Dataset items
^^^^
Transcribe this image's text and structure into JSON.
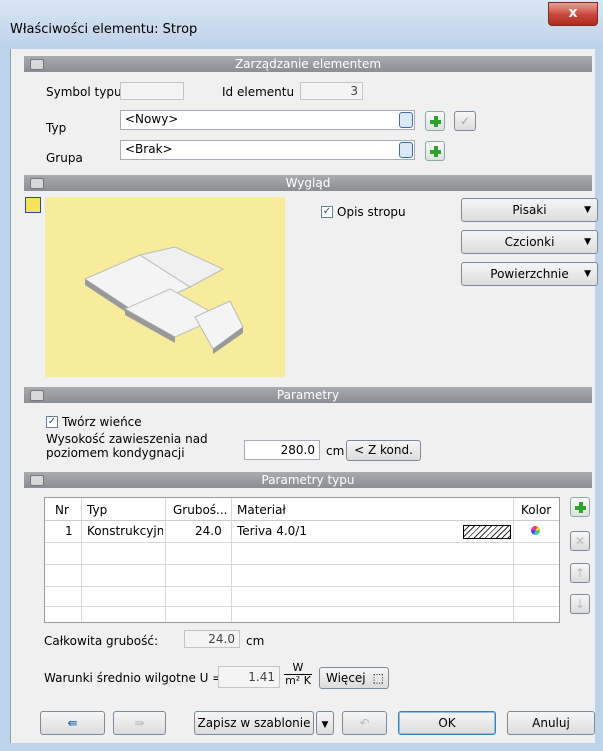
{
  "window": {
    "title": "Właściwości elementu: Strop",
    "close": "x"
  },
  "sections": {
    "management": "Zarządzanie elementem",
    "appearance": "Wygląd",
    "params": "Parametry",
    "type_params": "Parametry typu"
  },
  "management": {
    "symbol_label": "Symbol typu",
    "symbol_value": "",
    "id_label": "Id elementu",
    "id_value": "3",
    "type_label": "Typ",
    "type_value": "<Nowy>",
    "group_label": "Grupa",
    "group_value": "<Brak>"
  },
  "appearance": {
    "opis_label": "Opis stropu",
    "opis_checked": true,
    "buttons": [
      "Pisaki",
      "Czcionki",
      "Powierzchnie"
    ],
    "preview_bg": "#f6ec9c"
  },
  "params": {
    "wience_label": "Twórz wieńce",
    "wience_checked": true,
    "height_label_1": "Wysokość zawieszenia nad",
    "height_label_2": "poziomem kondygnacji",
    "height_value": "280.0",
    "height_unit": "cm",
    "zkond": "< Z kond."
  },
  "layers": {
    "columns": [
      "Nr",
      "Typ",
      "Gruboś...",
      "Materiał",
      "",
      "Kolor"
    ],
    "rows": [
      {
        "nr": "1",
        "typ": "Konstrukcyjna i",
        "thick": "24.0",
        "material": "Teriva 4.0/1"
      }
    ]
  },
  "totals": {
    "total_label": "Całkowita grubość:",
    "total_value": "24.0",
    "total_unit": "cm",
    "u_label": "Warunki średnio wilgotne U =",
    "u_value": "1.41",
    "u_num": "W",
    "u_den": "m² K",
    "more": "Więcej"
  },
  "footer": {
    "save_template": "Zapisz w szablonie",
    "ok": "OK",
    "cancel": "Anuluj"
  },
  "colors": {
    "accent_green": "#2aa52a",
    "section_bar": "#8a8d91",
    "preview": "#f6ec9c"
  }
}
^^^^
_SHORT TASK_.
List every line in the records above that contains the word "elementu".

_SOLUTION TO THE PROBLEM_.
    "title": "Właściwości elementu: Strop",
    "id_label": "Id elementu",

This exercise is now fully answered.